__Exercise details__. Give every line again exactly as it appears, please, but not the pictures.

━━━ Records to use

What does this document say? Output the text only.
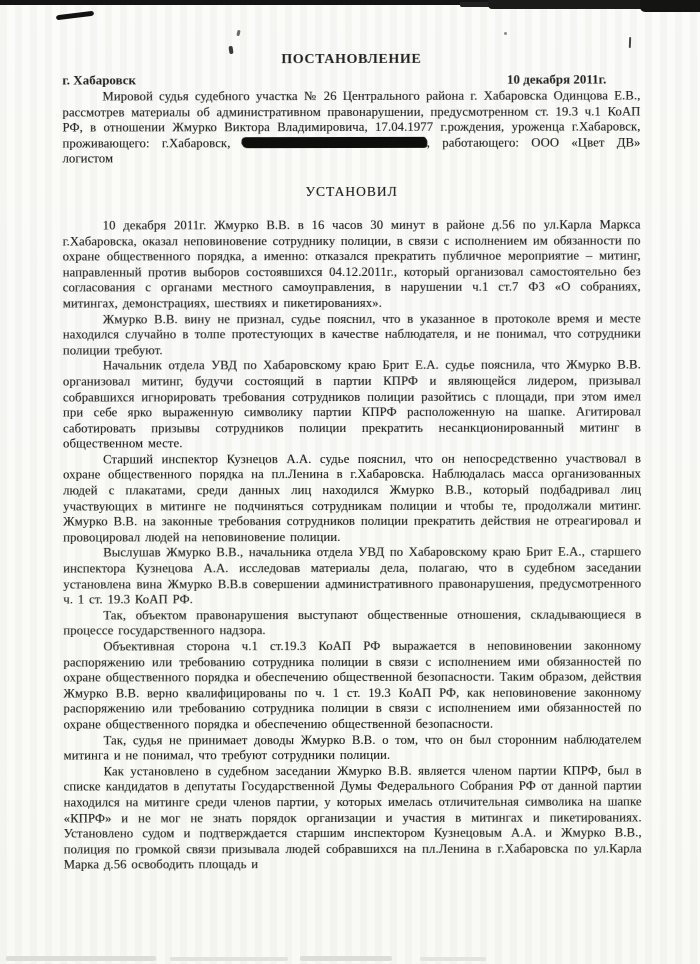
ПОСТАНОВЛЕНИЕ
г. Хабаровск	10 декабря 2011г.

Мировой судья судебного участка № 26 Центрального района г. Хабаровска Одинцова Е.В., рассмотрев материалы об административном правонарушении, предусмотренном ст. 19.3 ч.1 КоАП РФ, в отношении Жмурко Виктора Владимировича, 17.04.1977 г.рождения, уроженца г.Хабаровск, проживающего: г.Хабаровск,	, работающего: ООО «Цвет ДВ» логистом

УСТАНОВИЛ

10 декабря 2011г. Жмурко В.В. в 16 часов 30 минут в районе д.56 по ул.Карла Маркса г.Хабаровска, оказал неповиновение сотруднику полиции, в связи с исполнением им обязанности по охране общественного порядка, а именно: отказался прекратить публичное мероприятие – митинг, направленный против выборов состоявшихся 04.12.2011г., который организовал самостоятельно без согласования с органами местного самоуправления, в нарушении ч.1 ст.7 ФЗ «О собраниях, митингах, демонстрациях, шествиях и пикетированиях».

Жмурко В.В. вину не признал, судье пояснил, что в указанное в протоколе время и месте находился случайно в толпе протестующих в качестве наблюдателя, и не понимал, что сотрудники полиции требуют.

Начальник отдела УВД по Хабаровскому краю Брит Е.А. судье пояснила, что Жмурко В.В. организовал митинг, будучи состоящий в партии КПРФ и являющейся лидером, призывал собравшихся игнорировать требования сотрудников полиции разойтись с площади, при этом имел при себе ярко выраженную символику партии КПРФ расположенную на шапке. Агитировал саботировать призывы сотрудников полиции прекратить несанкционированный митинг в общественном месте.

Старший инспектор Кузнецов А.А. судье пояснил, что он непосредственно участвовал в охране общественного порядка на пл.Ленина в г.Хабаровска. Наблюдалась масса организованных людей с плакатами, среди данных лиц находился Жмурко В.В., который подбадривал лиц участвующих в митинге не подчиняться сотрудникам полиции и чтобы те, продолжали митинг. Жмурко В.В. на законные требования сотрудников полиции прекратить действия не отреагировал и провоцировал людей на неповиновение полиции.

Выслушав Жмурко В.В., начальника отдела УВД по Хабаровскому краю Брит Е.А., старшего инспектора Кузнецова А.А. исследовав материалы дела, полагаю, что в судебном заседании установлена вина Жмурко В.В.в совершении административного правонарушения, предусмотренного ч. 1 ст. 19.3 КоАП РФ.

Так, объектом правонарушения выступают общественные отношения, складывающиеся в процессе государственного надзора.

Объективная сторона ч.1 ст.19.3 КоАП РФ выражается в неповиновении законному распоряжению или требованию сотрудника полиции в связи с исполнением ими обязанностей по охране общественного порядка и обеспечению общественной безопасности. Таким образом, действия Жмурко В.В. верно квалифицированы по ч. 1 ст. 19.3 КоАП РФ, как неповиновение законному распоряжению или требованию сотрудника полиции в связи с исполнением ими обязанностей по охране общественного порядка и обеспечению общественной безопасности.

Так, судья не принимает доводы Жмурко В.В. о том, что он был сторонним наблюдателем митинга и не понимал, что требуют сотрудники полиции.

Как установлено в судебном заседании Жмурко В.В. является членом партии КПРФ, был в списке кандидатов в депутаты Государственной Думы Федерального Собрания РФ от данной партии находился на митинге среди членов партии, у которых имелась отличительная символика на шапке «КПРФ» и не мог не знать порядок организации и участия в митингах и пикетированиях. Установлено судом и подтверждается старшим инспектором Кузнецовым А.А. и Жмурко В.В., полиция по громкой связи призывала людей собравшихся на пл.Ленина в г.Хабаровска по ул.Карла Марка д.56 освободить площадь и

━━━━━━

__Worked answer__.
What does this document say? Output the text only.
ПОСТАНОВЛЕНИЕ
г. Хабаровск	10 декабря 2011г.

Мировой судья судебного участка № 26 Центрального района г. Хабаровска Одинцова Е.В., рассмотрев материалы об административном правонарушении, предусмотренном ст. 19.3 ч.1 КоАП РФ, в отношении Жмурко Виктора Владимировича, 17.04.1977 г.рождения, уроженца г.Хабаровск, проживающего: г.Хабаровск,	, работающего: ООО «Цвет ДВ» логистом

УСТАНОВИЛ

10 декабря 2011г. Жмурко В.В. в 16 часов 30 минут в районе д.56 по ул.Карла Маркса г.Хабаровска, оказал неповиновение сотруднику полиции, в связи с исполнением им обязанности по охране общественного порядка, а именно: отказался прекратить публичное мероприятие – митинг, направленный против выборов состоявшихся 04.12.2011г., который организовал самостоятельно без согласования с органами местного самоуправления, в нарушении ч.1 ст.7 ФЗ «О собраниях, митингах, демонстрациях, шествиях и пикетированиях».

Жмурко В.В. вину не признал, судье пояснил, что в указанное в протоколе время и месте находился случайно в толпе протестующих в качестве наблюдателя, и не понимал, что сотрудники полиции требуют.

Начальник отдела УВД по Хабаровскому краю Брит Е.А. судье пояснила, что Жмурко В.В. организовал митинг, будучи состоящий в партии КПРФ и являющейся лидером, призывал собравшихся игнорировать требования сотрудников полиции разойтись с площади, при этом имел при себе ярко выраженную символику партии КПРФ расположенную на шапке. Агитировал саботировать призывы сотрудников полиции прекратить несанкционированный митинг в общественном месте.

Старший инспектор Кузнецов А.А. судье пояснил, что он непосредственно участвовал в охране общественного порядка на пл.Ленина в г.Хабаровска. Наблюдалась масса организованных людей с плакатами, среди данных лиц находился Жмурко В.В., который подбадривал лиц участвующих в митинге не подчиняться сотрудникам полиции и чтобы те, продолжали митинг. Жмурко В.В. на законные требования сотрудников полиции прекратить действия не отреагировал и провоцировал людей на неповиновение полиции.

Выслушав Жмурко В.В., начальника отдела УВД по Хабаровскому краю Брит Е.А., старшего инспектора Кузнецова А.А. исследовав материалы дела, полагаю, что в судебном заседании установлена вина Жмурко В.В.в совершении административного правонарушения, предусмотренного ч. 1 ст. 19.3 КоАП РФ.

Так, объектом правонарушения выступают общественные отношения, складывающиеся в процессе государственного надзора.

Объективная сторона ч.1 ст.19.3 КоАП РФ выражается в неповиновении законному распоряжению или требованию сотрудника полиции в связи с исполнением ими обязанностей по охране общественного порядка и обеспечению общественной безопасности. Таким образом, действия Жмурко В.В. верно квалифицированы по ч. 1 ст. 19.3 КоАП РФ, как неповиновение законному распоряжению или требованию сотрудника полиции в связи с исполнением ими обязанностей по охране общественного порядка и обеспечению общественной безопасности.

Так, судья не принимает доводы Жмурко В.В. о том, что он был сторонним наблюдателем митинга и не понимал, что требуют сотрудники полиции.

Как установлено в судебном заседании Жмурко В.В. является членом партии КПРФ, был в списке кандидатов в депутаты Государственной Думы Федерального Собрания РФ от данной партии находился на митинге среди членов партии, у которых имелась отличительная символика на шапке «КПРФ» и не мог не знать порядок организации и участия в митингах и пикетированиях. Установлено судом и подтверждается старшим инспектором Кузнецовым А.А. и Жмурко В.В., полиция по громкой связи призывала людей собравшихся на пл.Ленина в г.Хабаровска по ул.Карла Марка д.56 освободить площадь и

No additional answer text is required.